### [TO DO]
All of the records listed below should be retyped exactly.

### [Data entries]

☆ ☆ ☆ ☆

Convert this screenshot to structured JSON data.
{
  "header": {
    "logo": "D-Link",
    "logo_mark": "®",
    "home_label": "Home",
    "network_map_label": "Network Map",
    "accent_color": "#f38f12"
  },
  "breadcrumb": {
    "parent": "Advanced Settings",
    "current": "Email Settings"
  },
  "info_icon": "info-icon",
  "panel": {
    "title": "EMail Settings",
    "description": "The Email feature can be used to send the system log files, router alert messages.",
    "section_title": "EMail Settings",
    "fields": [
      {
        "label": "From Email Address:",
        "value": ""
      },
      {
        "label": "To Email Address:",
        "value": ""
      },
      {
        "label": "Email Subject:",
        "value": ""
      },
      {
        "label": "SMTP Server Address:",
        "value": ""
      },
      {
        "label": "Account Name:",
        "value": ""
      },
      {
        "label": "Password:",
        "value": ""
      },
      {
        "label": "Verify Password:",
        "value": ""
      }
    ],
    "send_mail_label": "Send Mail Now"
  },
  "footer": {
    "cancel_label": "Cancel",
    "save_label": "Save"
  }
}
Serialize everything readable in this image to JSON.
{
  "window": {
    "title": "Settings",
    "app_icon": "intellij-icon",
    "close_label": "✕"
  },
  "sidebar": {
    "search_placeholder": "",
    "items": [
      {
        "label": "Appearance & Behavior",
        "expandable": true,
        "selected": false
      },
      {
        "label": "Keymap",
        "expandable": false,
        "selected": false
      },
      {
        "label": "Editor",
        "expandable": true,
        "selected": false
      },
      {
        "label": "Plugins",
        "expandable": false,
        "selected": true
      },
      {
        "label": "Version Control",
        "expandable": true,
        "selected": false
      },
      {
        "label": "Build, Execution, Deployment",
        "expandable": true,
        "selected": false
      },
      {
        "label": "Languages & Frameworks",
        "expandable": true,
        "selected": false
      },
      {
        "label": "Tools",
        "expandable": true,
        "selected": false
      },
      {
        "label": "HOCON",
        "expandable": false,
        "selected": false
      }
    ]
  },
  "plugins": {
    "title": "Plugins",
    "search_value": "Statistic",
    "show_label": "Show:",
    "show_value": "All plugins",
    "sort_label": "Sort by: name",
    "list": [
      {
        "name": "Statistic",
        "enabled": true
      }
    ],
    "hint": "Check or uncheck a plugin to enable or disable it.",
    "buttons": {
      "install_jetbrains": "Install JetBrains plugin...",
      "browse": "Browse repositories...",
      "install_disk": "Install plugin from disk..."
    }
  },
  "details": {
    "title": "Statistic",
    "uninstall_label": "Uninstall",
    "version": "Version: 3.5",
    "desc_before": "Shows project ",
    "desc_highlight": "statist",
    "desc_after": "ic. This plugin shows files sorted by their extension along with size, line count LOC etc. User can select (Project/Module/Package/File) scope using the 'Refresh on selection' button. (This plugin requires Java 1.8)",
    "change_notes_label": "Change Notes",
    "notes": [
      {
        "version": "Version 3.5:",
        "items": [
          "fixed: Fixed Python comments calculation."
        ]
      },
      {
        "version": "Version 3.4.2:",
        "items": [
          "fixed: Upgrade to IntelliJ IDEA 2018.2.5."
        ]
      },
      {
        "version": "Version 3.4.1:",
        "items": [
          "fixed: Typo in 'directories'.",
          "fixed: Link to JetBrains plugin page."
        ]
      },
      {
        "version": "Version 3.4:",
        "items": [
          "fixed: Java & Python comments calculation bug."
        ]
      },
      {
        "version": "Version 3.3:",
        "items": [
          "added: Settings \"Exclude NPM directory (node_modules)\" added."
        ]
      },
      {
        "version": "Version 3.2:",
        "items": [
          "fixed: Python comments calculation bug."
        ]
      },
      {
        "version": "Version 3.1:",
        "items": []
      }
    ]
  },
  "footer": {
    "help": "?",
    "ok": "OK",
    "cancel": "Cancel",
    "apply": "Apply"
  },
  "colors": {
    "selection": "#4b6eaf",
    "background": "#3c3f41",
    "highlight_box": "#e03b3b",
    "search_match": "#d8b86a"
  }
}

☆ ☆ ☆ ☆

### [COMPLETED EXERCISE]
Convert this screenshot to structured JSON data.
{
  "header": {
    "logo": "D-Link",
    "logo_mark": "®",
    "home_label": "Home",
    "network_map_label": "Network Map",
    "accent_color": "#f38f12"
  },
  "breadcrumb": {
    "parent": "Advanced Settings",
    "current": "Email Settings"
  },
  "info_icon": "info-icon",
  "panel": {
    "title": "EMail Settings",
    "description": "The Email feature can be used to send the system log files, router alert messages.",
    "section_title": "EMail Settings",
    "fields": [
      {
        "label": "From Email Address:",
        "value": ""
      },
      {
        "label": "To Email Address:",
        "value": ""
      },
      {
        "label": "Email Subject:",
        "value": ""
      },
      {
        "label": "SMTP Server Address:",
        "value": ""
      },
      {
        "label": "Account Name:",
        "value": ""
      },
      {
        "label": "Password:",
        "value": ""
      },
      {
        "label": "Verify Password:",
        "value": ""
      }
    ],
    "send_mail_label": "Send Mail Now"
  },
  "footer": {
    "cancel_label": "Cancel",
    "save_label": "Save"
  }
}
Serialize everything readable in this image to JSON.
{
  "window": {
    "title": "Settings",
    "app_icon": "intellij-icon",
    "close_label": "✕"
  },
  "sidebar": {
    "search_placeholder": "",
    "items": [
      {
        "label": "Appearance & Behavior",
        "expandable": true,
        "selected": false
      },
      {
        "label": "Keymap",
        "expandable": false,
        "selected": false
      },
      {
        "label": "Editor",
        "expandable": true,
        "selected": false
      },
      {
        "label": "Plugins",
        "expandable": false,
        "selected": true
      },
      {
        "label": "Version Control",
        "expandable": true,
        "selected": false
      },
      {
        "label": "Build, Execution, Deployment",
        "expandable": true,
        "selected": false
      },
      {
        "label": "Languages & Frameworks",
        "expandable": true,
        "selected": false
      },
      {
        "label": "Tools",
        "expandable": true,
        "selected": false
      },
      {
        "label": "HOCON",
        "expandable": false,
        "selected": false
      }
    ]
  },
  "plugins": {
    "title": "Plugins",
    "search_value": "Statistic",
    "show_label": "Show:",
    "show_value": "All plugins",
    "sort_label": "Sort by: name",
    "list": [
      {
        "name": "Statistic",
        "enabled": true
      }
    ],
    "hint": "Check or uncheck a plugin to enable or disable it.",
    "buttons": {
      "install_jetbrains": "Install JetBrains plugin...",
      "browse": "Browse repositories...",
      "install_disk": "Install plugin from disk..."
    }
  },
  "details": {
    "title": "Statistic",
    "uninstall_label": "Uninstall",
    "version": "Version: 3.5",
    "desc_before": "Shows project ",
    "desc_highlight": "statist",
    "desc_after": "ic. This plugin shows files sorted by their extension along with size, line count LOC etc. User can select (Project/Module/Package/File) scope using the 'Refresh on selection' button. (This plugin requires Java 1.8)",
    "change_notes_label": "Change Notes",
    "notes": [
      {
        "version": "Version 3.5:",
        "items": [
          "fixed: Fixed Python comments calculation."
        ]
      },
      {
        "version": "Version 3.4.2:",
        "items": [
          "fixed: Upgrade to IntelliJ IDEA 2018.2.5."
        ]
      },
      {
        "version": "Version 3.4.1:",
        "items": [
          "fixed: Typo in 'directories'.",
          "fixed: Link to JetBrains plugin page."
        ]
      },
      {
        "version": "Version 3.4:",
        "items": [
          "fixed: Java & Python comments calculation bug."
        ]
      },
      {
        "version": "Version 3.3:",
        "items": [
          "added: Settings \"Exclude NPM directory (node_modules)\" added."
        ]
      },
      {
        "version": "Version 3.2:",
        "items": [
          "fixed: Python comments calculation bug."
        ]
      },
      {
        "version": "Version 3.1:",
        "items": []
      }
    ]
  },
  "footer": {
    "help": "?",
    "ok": "OK",
    "cancel": "Cancel",
    "apply": "Apply"
  },
  "colors": {
    "selection": "#4b6eaf",
    "background": "#3c3f41",
    "highlight_box": "#e03b3b",
    "search_match": "#d8b86a"
  }
}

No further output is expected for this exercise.